[What the exercise asks] Below are records. Count every line containing the word "Enhedshåndtering" and give the number alone.

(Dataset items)
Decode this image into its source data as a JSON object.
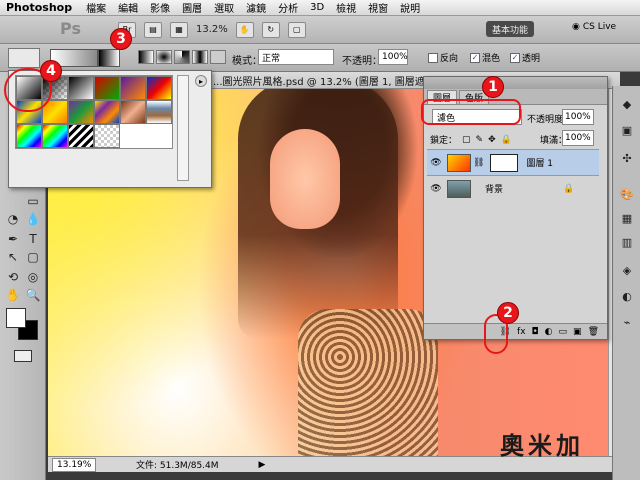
{
  "menubar": {
    "app": "Photoshop",
    "items": [
      "檔案",
      "編輯",
      "影像",
      "圖層",
      "選取",
      "濾鏡",
      "分析",
      "3D",
      "檢視",
      "視窗",
      "說明"
    ]
  },
  "appbar": {
    "ps": "Ps",
    "br": "Br",
    "zoom": "13.2%",
    "workspace": "基本功能",
    "cslive": "CS Live"
  },
  "options": {
    "mode_label": "模式：",
    "mode_value": "正常",
    "opacity_label": "不透明：",
    "opacity_value": "100%",
    "reverse_label": "反向",
    "dither_label": "混色",
    "transparency_label": "透明"
  },
  "document": {
    "title": "...圖光照片風格.psd @ 13.2% (圖層 1, 圖層遮色片/8) *",
    "status_zoom": "13.19%",
    "status_file": "文件: 51.3M/85.4M"
  },
  "layers_panel": {
    "tabs": [
      "圖層",
      "色版"
    ],
    "blend_mode": "濾色",
    "opacity_label": "不透明度：",
    "opacity_value": "100%",
    "lock_label": "鎖定：",
    "fill_label": "填滿：",
    "fill_value": "100%",
    "layers": [
      {
        "name": "圖層 1"
      },
      {
        "name": "背景"
      }
    ],
    "bottom_fx": "fx"
  },
  "callouts": [
    "1",
    "2",
    "3",
    "4"
  ],
  "logo": "奧米加",
  "colors": {
    "callout_red": "#e8151b",
    "selected_layer": "#b8cde8"
  }
}
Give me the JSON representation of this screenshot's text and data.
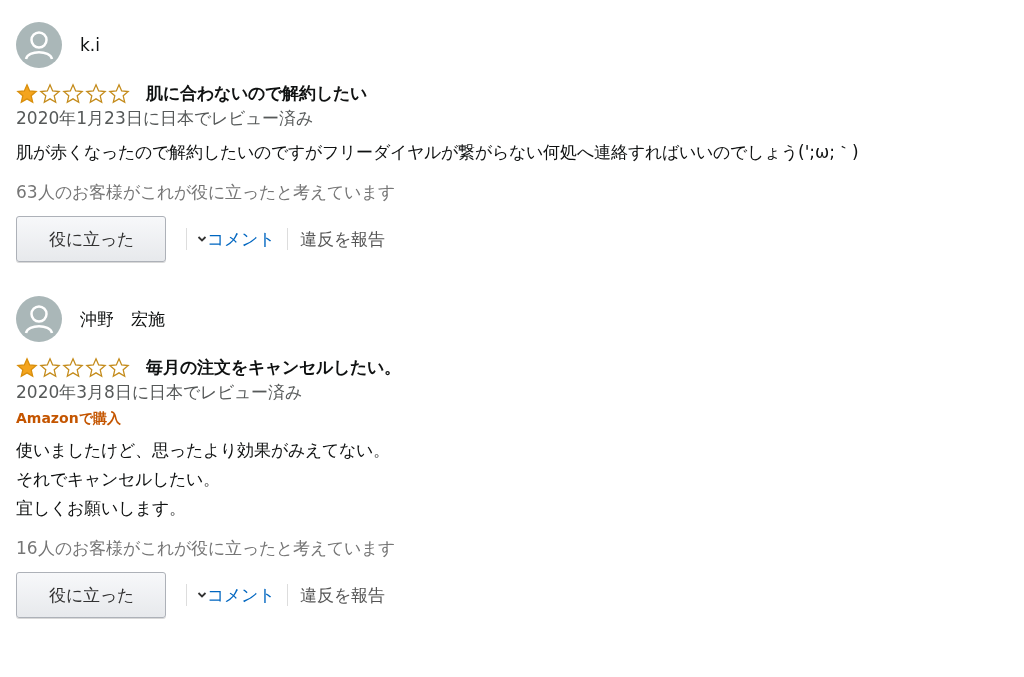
{
  "reviews": [
    {
      "author": "k.i",
      "stars": 1,
      "title": "肌に合わないので解約したい",
      "date": "2020年1月23日に日本でレビュー済み",
      "body": [
        "肌が赤くなったので解約したいのですがフリーダイヤルが繋がらない何処へ連絡すればいいのでしょう(';ω;｀)"
      ],
      "helpful_count": "63人のお客様がこれが役に立ったと考えています",
      "helpful_button": "役に立った",
      "comment_link": "コメント",
      "report_link": "違反を報告"
    },
    {
      "author": "沖野　宏施",
      "stars": 1,
      "title": "毎月の注文をキャンセルしたい。",
      "date": "2020年3月8日に日本でレビュー済み",
      "badge": "Amazonで購入",
      "body": [
        "使いましたけど、思ったより効果がみえてない。",
        "それでキャンセルしたい。",
        "宜しくお願いします。"
      ],
      "helpful_count": "16人のお客様がこれが役に立ったと考えています",
      "helpful_button": "役に立った",
      "comment_link": "コメント",
      "report_link": "違反を報告"
    }
  ]
}
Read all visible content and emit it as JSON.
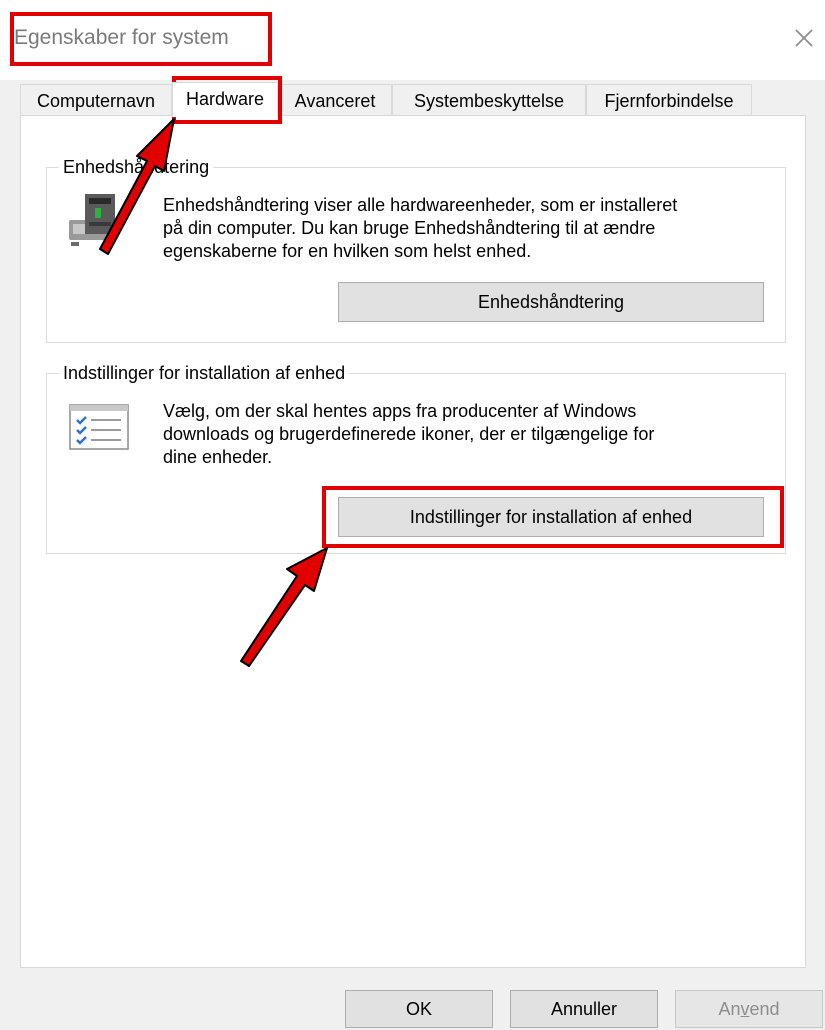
{
  "window": {
    "title": "Egenskaber for system",
    "close_icon": "close-icon"
  },
  "tabs": [
    {
      "label": "Computernavn",
      "active": false
    },
    {
      "label": "Hardware",
      "active": true
    },
    {
      "label": "Avanceret",
      "active": false
    },
    {
      "label": "Systembeskyttelse",
      "active": false
    },
    {
      "label": "Fjernforbindelse",
      "active": false
    }
  ],
  "device_manager": {
    "title": "Enhedshåndtering",
    "icon": "device-manager-icon",
    "lines": [
      "Enhedshåndtering viser alle hardwareenheder, som er installeret",
      "på din computer. Du kan bruge Enhedshåndtering til at ændre",
      "egenskaberne for en hvilken som helst enhed."
    ],
    "button_label": "Enhedshåndtering"
  },
  "install_settings": {
    "title": "Indstillinger for installation af enhed",
    "icon": "checklist-icon",
    "lines": [
      "Vælg, om der skal hentes apps fra producenter af Windows",
      "downloads og brugerdefinerede ikoner, der er tilgængelige for",
      "dine enheder."
    ],
    "button_label": "Indstillinger for installation af enhed"
  },
  "footer": {
    "ok_label": "OK",
    "cancel_label": "Annuller",
    "apply_label_pre": "An",
    "apply_label_mnemonic": "v",
    "apply_label_post": "end"
  },
  "colors": {
    "highlight": "#e00000",
    "arrow_fill": "#e00000",
    "arrow_outline": "#000000"
  }
}
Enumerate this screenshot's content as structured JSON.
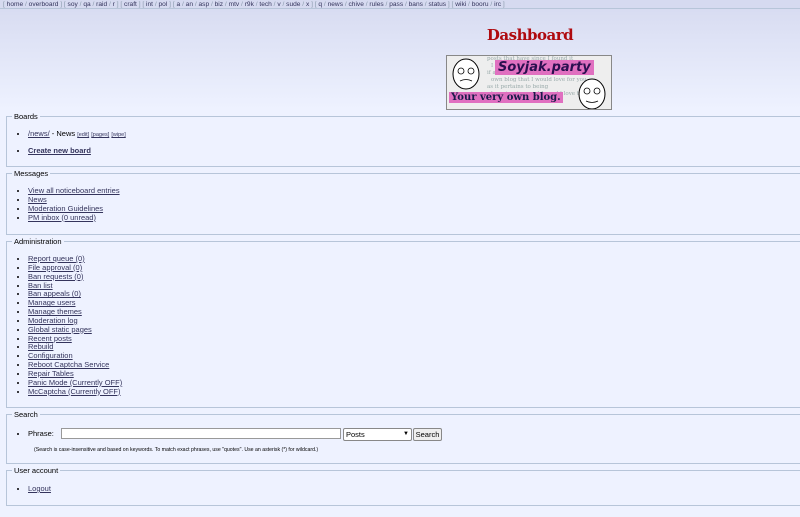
{
  "boardlist": {
    "groups": [
      [
        "home",
        "overboard"
      ],
      [
        "soy",
        "qa",
        "raid",
        "r"
      ],
      [
        "craft"
      ],
      [
        "int",
        "pol"
      ],
      [
        "a",
        "an",
        "asp",
        "biz",
        "mtv",
        "r9k",
        "tech",
        "v",
        "sude",
        "x"
      ],
      [
        "q",
        "news",
        "chive",
        "rules",
        "pass",
        "bans",
        "status"
      ],
      [
        "wiki",
        "booru",
        "irc"
      ]
    ]
  },
  "page": {
    "title": "Dashboard"
  },
  "banner": {
    "title": "Soyjak.party",
    "tagline": "Your very own blog.",
    "bg_lines": [
      "posts that have since I found it",
      "I share I was wondering if we could",
      "if all of the blogs of the girls here",
      "own blog that I would love for you",
      "as it pertains to being",
      "here is mine, and I would love to finish"
    ]
  },
  "boards": {
    "legend": "Boards",
    "board_link": "/news/",
    "board_name": " - News ",
    "edit": "[edit]",
    "pages": "[pages]",
    "wipe": "[wipe]",
    "create": "Create new board"
  },
  "messages": {
    "legend": "Messages",
    "items": [
      "View all noticeboard entries",
      "News",
      "Moderation Guidelines",
      "PM inbox (0 unread)"
    ]
  },
  "administration": {
    "legend": "Administration",
    "items": [
      "Report queue (0)",
      "File approval (0)",
      "Ban requests (0)",
      "Ban list",
      "Ban appeals (0)",
      "Manage users",
      "Manage themes",
      "Moderation log",
      "Global static pages",
      "Recent posts",
      "Rebuild",
      "Configuration",
      "Reboot Captcha Service",
      "Repair Tables",
      "Panic Mode (Currently OFF)",
      "McCaptcha (Currently OFF)"
    ]
  },
  "search": {
    "legend": "Search",
    "label": "Phrase:",
    "value": "",
    "select_value": "Posts",
    "button": "Search",
    "hint": "(Search is case-insensitive and based on keywords. To match exact phrases, use \"quotes\". Use an asterisk (*) for wildcard.)"
  },
  "account": {
    "legend": "User account",
    "logout": "Logout"
  }
}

[Right answer] 4